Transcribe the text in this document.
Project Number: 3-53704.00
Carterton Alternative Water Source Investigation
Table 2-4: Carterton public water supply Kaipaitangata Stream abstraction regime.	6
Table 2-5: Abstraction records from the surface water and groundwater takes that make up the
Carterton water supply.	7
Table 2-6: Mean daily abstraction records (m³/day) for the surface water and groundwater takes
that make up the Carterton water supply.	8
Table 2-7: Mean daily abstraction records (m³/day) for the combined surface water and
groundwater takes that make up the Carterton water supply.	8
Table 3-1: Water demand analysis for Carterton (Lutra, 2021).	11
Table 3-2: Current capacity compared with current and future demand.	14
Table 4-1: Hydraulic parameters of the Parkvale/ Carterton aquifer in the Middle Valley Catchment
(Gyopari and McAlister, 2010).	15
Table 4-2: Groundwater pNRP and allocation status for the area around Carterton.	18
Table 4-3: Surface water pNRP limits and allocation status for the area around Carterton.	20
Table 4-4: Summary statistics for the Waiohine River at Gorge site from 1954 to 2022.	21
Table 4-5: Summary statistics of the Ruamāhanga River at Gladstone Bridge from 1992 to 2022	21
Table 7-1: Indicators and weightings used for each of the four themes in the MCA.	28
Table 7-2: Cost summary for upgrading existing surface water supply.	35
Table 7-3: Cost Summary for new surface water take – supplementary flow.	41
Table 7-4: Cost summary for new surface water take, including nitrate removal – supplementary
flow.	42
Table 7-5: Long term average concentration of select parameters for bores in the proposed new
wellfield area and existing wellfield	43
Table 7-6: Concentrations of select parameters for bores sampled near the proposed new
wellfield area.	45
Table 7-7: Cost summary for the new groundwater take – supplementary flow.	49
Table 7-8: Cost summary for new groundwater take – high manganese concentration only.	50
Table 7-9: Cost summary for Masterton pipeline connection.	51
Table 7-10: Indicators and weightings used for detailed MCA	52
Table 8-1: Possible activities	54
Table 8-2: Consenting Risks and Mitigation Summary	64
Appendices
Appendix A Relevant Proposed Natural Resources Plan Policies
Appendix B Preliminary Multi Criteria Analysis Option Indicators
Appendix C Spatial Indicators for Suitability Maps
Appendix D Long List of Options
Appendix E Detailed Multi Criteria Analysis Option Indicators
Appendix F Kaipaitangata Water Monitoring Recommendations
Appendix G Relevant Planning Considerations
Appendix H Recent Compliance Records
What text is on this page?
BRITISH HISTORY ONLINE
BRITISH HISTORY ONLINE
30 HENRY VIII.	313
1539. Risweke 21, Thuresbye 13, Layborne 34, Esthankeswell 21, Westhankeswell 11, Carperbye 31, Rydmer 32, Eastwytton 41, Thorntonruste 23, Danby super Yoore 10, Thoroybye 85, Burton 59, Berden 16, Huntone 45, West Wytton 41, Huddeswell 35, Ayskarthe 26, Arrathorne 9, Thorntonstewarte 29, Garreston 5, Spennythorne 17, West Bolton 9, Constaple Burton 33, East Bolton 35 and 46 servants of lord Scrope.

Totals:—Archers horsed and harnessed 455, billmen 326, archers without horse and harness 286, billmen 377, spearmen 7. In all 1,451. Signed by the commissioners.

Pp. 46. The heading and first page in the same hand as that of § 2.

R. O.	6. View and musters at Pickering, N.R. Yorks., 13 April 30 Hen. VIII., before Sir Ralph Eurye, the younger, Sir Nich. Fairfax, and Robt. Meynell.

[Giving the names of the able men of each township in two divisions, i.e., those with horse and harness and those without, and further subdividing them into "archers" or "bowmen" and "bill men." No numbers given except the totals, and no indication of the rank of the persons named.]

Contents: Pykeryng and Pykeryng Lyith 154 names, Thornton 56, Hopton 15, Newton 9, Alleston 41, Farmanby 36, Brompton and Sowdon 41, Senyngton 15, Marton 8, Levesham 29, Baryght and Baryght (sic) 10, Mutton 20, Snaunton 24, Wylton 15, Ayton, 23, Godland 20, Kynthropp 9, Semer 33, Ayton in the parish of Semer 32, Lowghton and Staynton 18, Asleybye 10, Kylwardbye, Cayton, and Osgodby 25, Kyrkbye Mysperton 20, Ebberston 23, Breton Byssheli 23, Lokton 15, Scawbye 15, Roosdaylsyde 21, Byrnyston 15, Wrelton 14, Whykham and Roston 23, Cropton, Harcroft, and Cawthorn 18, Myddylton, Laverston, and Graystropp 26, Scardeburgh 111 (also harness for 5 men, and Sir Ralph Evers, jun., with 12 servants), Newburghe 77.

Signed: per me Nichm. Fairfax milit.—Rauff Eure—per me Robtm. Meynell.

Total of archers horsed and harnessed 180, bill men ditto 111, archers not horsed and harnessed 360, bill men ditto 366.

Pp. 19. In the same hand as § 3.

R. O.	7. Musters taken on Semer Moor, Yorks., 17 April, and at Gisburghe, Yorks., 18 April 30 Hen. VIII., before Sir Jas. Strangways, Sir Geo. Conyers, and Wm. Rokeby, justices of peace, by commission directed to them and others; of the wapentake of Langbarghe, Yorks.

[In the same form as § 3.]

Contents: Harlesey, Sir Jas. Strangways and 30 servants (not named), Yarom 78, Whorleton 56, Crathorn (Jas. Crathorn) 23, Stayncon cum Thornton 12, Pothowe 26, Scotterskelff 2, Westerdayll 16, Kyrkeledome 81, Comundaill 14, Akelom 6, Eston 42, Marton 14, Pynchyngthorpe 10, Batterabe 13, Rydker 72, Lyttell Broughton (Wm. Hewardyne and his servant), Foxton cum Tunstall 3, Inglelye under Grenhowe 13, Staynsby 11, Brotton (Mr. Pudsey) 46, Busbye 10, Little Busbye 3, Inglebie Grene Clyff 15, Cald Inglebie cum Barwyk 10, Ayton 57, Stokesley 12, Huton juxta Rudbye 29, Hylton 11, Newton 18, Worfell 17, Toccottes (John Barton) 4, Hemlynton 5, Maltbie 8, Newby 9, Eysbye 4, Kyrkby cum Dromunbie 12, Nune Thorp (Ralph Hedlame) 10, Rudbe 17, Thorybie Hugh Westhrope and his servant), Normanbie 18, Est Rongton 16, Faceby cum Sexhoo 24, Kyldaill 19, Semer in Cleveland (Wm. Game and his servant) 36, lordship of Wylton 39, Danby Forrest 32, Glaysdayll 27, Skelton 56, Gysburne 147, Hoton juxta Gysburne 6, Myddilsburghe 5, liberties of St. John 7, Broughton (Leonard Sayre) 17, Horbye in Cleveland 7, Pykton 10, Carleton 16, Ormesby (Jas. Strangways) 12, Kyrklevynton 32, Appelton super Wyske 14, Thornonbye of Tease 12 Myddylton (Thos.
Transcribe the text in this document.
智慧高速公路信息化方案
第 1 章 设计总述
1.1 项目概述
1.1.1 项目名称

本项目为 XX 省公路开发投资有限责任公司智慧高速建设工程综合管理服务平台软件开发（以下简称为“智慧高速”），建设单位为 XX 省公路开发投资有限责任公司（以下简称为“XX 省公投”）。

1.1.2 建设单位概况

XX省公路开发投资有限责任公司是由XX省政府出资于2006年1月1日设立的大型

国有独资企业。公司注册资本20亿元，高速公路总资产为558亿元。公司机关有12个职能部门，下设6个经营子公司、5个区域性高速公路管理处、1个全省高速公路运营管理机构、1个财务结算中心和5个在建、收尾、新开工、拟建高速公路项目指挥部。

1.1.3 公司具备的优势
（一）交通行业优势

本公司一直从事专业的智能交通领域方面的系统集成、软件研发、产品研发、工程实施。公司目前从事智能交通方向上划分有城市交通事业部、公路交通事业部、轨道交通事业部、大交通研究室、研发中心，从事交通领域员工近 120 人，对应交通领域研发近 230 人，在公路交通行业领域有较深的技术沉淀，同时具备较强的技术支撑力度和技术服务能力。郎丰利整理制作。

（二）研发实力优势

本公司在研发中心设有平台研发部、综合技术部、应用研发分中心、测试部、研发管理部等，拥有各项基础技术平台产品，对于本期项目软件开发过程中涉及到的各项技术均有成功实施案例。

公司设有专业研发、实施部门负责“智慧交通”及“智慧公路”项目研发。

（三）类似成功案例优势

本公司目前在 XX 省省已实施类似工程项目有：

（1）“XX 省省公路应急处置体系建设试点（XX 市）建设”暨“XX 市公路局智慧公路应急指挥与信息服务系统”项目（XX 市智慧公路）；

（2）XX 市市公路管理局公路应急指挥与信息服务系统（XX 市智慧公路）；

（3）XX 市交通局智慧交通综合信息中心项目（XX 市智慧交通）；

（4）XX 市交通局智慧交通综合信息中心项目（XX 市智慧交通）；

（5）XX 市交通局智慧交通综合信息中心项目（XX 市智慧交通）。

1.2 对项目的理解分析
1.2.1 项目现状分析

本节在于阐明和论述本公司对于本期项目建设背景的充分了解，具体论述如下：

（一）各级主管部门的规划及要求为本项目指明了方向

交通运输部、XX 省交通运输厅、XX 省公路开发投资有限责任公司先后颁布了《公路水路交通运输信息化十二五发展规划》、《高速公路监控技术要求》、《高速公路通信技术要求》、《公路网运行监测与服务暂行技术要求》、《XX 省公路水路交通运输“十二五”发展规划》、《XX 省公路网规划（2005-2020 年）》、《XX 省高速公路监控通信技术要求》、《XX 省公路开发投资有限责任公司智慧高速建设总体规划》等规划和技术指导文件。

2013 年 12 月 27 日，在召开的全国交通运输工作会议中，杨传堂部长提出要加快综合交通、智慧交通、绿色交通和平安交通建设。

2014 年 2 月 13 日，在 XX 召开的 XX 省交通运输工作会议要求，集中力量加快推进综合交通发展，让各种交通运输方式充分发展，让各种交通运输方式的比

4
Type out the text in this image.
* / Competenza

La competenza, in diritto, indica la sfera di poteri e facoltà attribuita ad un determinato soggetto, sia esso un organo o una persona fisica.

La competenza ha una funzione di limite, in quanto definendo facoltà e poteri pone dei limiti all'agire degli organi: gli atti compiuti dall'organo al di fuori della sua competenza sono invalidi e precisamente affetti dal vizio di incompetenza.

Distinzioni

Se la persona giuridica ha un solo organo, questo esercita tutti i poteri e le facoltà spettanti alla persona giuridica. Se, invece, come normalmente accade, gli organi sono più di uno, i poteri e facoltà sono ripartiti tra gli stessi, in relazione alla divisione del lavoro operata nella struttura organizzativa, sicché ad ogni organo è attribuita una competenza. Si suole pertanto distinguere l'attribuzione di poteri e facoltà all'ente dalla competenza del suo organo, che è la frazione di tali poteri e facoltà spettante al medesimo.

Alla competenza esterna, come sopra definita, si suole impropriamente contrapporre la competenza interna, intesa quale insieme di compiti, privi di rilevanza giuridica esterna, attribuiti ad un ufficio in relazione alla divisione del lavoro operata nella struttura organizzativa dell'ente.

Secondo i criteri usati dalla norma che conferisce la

§ **Work to be completed**
Filter the entries and copy out every line with the word "Criteria".

§ **Answer for the task**
Appendix B Preliminary Multi Criteria Analysis Option Indicators
Appendix E Detailed Multi Criteria Analysis Option Indicators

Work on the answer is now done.